Task brief: Write out the material again word for word, dropping any images it holds.
--- START Record excerpts ---
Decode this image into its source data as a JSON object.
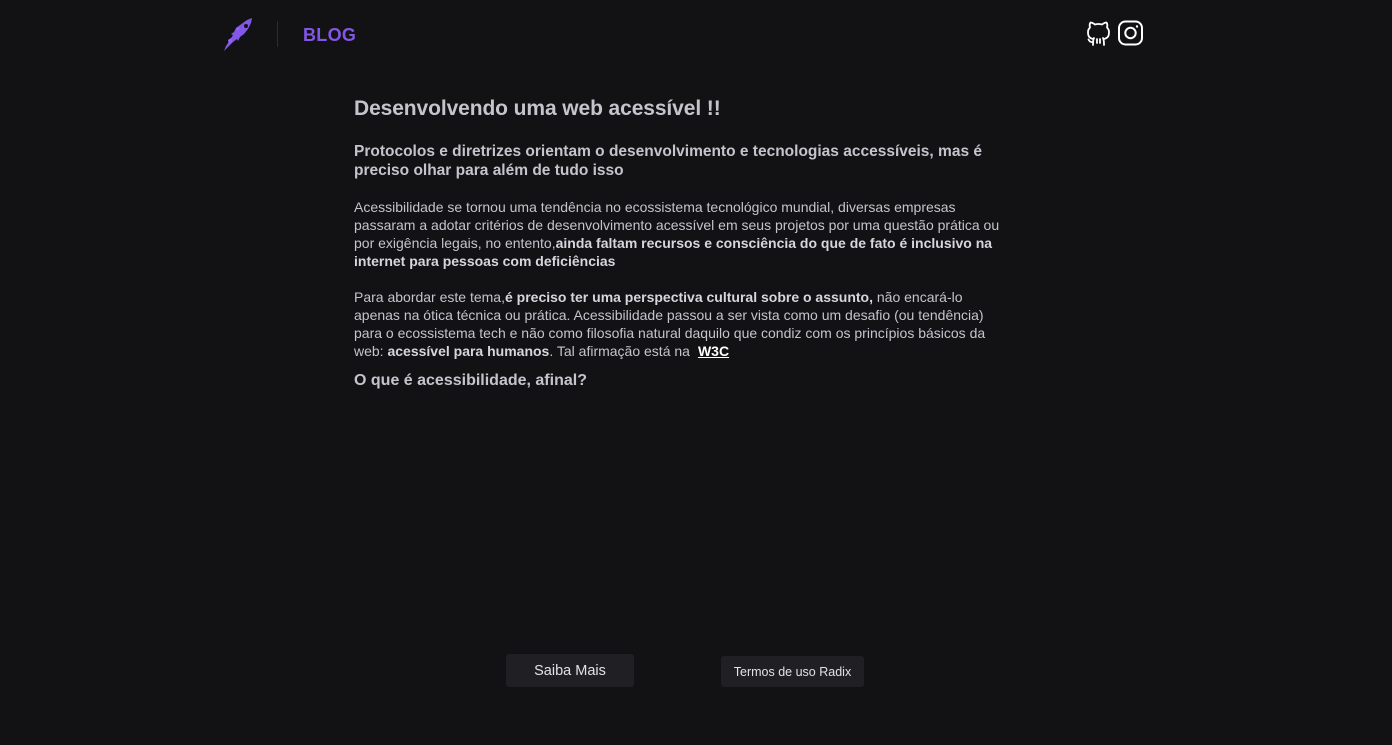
{
  "header": {
    "logo_icon": "rocket-logo-icon",
    "blog_label": "BLOG",
    "accent_color": "#8257e5",
    "social": [
      {
        "name": "github",
        "icon": "github-icon"
      },
      {
        "name": "instagram",
        "icon": "instagram-icon"
      }
    ]
  },
  "article": {
    "title": "Desenvolvendo uma web acessível !!",
    "subtitle": "Protocolos e diretrizes orientam o desenvolvimento e tecnologias accessíveis, mas é preciso olhar para além de tudo isso",
    "para1_normal": "Acessibilidade se tornou uma tendência no ecossistema tecnológico mundial, diversas empresas passaram a adotar critérios de desenvolvimento acessível em seus projetos por uma questão prática ou por exigência legais, no entento,",
    "para1_bold": "ainda faltam recursos e consciência do que de fato é inclusivo na internet para pessoas com deficiências",
    "para2_a": "Para abordar este tema,",
    "para2_b_bold": "é preciso ter uma perspectiva cultural sobre o assunto,",
    "para2_c": " não encará-lo apenas na ótica técnica ou prática. Acessibilidade passou a ser vista como um desafio (ou tendência) para o ecossistema tech e não como filosofia natural daquilo que condiz com os princípios básicos da web: ",
    "para2_d_bold": "acessível para humanos",
    "para2_e": ". Tal afirmação está na",
    "w3c_link": "W3C",
    "section_heading": "O que é acessibilidade, afinal?"
  },
  "footer": {
    "saiba_mais": "Saiba Mais",
    "termos": "Termos de uso Radix"
  }
}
--- END Record excerpts ---
Response for this exercise:
Decode this image into its source data as a JSON object.
{
  "header": {
    "logo_icon": "rocket-logo-icon",
    "blog_label": "BLOG",
    "accent_color": "#8257e5",
    "social": [
      {
        "name": "github",
        "icon": "github-icon"
      },
      {
        "name": "instagram",
        "icon": "instagram-icon"
      }
    ]
  },
  "article": {
    "title": "Desenvolvendo uma web acessível !!",
    "subtitle": "Protocolos e diretrizes orientam o desenvolvimento e tecnologias accessíveis, mas é preciso olhar para além de tudo isso",
    "para1_normal": "Acessibilidade se tornou uma tendência no ecossistema tecnológico mundial, diversas empresas passaram a adotar critérios de desenvolvimento acessível em seus projetos por uma questão prática ou por exigência legais, no entento,",
    "para1_bold": "ainda faltam recursos e consciência do que de fato é inclusivo na internet para pessoas com deficiências",
    "para2_a": "Para abordar este tema,",
    "para2_b_bold": "é preciso ter uma perspectiva cultural sobre o assunto,",
    "para2_c": " não encará-lo apenas na ótica técnica ou prática. Acessibilidade passou a ser vista como um desafio (ou tendência) para o ecossistema tech e não como filosofia natural daquilo que condiz com os princípios básicos da web: ",
    "para2_d_bold": "acessível para humanos",
    "para2_e": ". Tal afirmação está na",
    "w3c_link": "W3C",
    "section_heading": "O que é acessibilidade, afinal?"
  },
  "footer": {
    "saiba_mais": "Saiba Mais",
    "termos": "Termos de uso Radix"
  }
}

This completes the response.